TASK PROMPT:
Select the lines that hold the word "Hellbraun" and copy each one.

Stored entries

==================================================

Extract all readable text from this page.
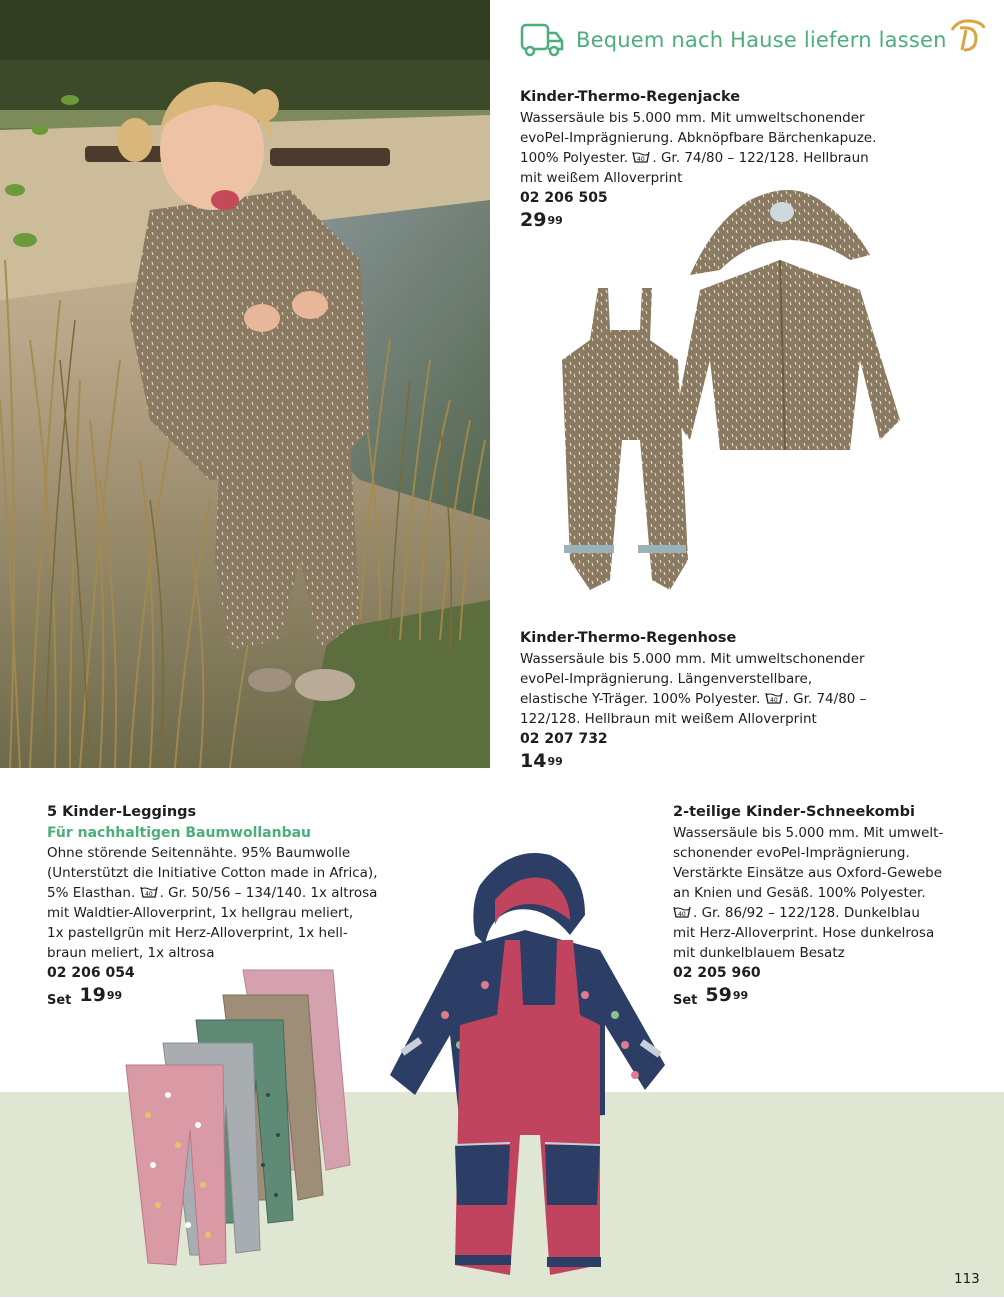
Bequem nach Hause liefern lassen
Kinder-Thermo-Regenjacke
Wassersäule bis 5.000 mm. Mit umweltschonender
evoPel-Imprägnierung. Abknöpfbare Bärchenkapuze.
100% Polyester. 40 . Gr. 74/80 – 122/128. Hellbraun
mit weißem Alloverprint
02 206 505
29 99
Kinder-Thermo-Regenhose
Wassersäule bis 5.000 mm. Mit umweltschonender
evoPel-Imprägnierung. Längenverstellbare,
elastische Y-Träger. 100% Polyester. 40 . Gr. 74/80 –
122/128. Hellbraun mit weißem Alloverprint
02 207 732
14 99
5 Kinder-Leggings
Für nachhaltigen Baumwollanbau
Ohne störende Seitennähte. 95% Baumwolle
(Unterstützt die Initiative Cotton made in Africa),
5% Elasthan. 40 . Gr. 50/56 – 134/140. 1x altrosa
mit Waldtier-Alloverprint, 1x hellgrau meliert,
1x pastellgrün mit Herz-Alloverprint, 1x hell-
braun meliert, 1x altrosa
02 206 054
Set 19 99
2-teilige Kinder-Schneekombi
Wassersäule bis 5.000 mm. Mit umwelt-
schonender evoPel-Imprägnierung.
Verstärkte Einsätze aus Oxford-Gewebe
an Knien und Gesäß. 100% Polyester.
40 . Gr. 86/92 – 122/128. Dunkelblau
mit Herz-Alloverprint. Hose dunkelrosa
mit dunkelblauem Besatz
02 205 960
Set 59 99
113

==================================================

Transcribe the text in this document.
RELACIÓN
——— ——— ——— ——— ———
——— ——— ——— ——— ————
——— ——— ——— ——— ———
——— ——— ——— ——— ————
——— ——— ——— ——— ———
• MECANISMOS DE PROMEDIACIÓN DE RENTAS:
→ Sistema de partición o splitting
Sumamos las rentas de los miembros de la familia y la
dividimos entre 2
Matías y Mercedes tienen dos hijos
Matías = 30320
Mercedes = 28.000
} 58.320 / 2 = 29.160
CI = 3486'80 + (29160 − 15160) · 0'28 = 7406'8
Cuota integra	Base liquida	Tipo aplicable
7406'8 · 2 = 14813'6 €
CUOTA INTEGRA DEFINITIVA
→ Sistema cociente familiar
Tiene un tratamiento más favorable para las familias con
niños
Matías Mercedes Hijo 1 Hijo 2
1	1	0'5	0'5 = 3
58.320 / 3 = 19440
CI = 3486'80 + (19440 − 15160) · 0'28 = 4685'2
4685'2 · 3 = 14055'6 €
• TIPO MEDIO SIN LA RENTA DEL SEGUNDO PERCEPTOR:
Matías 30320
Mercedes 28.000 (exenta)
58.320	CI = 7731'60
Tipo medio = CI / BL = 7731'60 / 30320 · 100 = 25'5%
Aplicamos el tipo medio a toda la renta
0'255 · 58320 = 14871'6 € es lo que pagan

==================================================

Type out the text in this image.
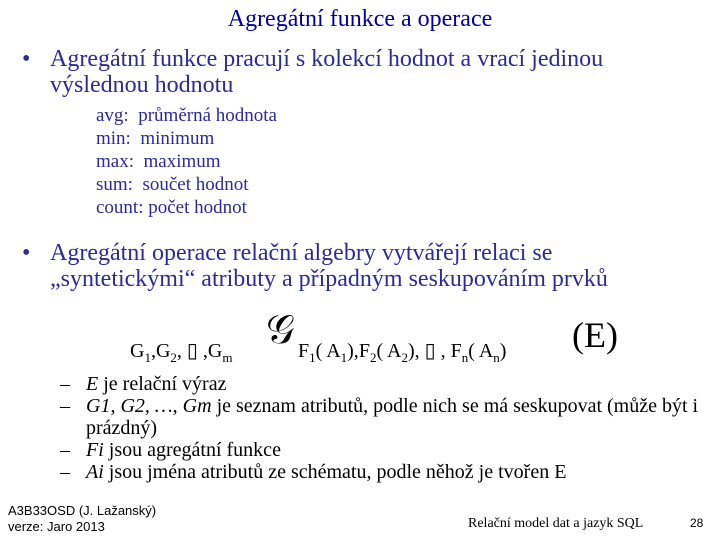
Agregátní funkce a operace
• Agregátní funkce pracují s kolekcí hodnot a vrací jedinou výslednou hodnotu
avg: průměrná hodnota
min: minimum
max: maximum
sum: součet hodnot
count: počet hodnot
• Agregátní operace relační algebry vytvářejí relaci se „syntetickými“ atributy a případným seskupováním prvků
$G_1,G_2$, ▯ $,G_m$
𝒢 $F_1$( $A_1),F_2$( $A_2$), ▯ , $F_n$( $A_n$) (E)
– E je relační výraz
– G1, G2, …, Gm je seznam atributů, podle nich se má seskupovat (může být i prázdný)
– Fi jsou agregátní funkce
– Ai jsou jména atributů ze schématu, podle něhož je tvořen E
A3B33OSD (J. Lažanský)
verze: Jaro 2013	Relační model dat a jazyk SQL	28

==================================================

ANSWER FOR THIS EXERCISE:
100% Polyester. 40 . Gr. 74/80 – 122/128. Hellbraun
122/128. Hellbraun mit weißem Alloverprint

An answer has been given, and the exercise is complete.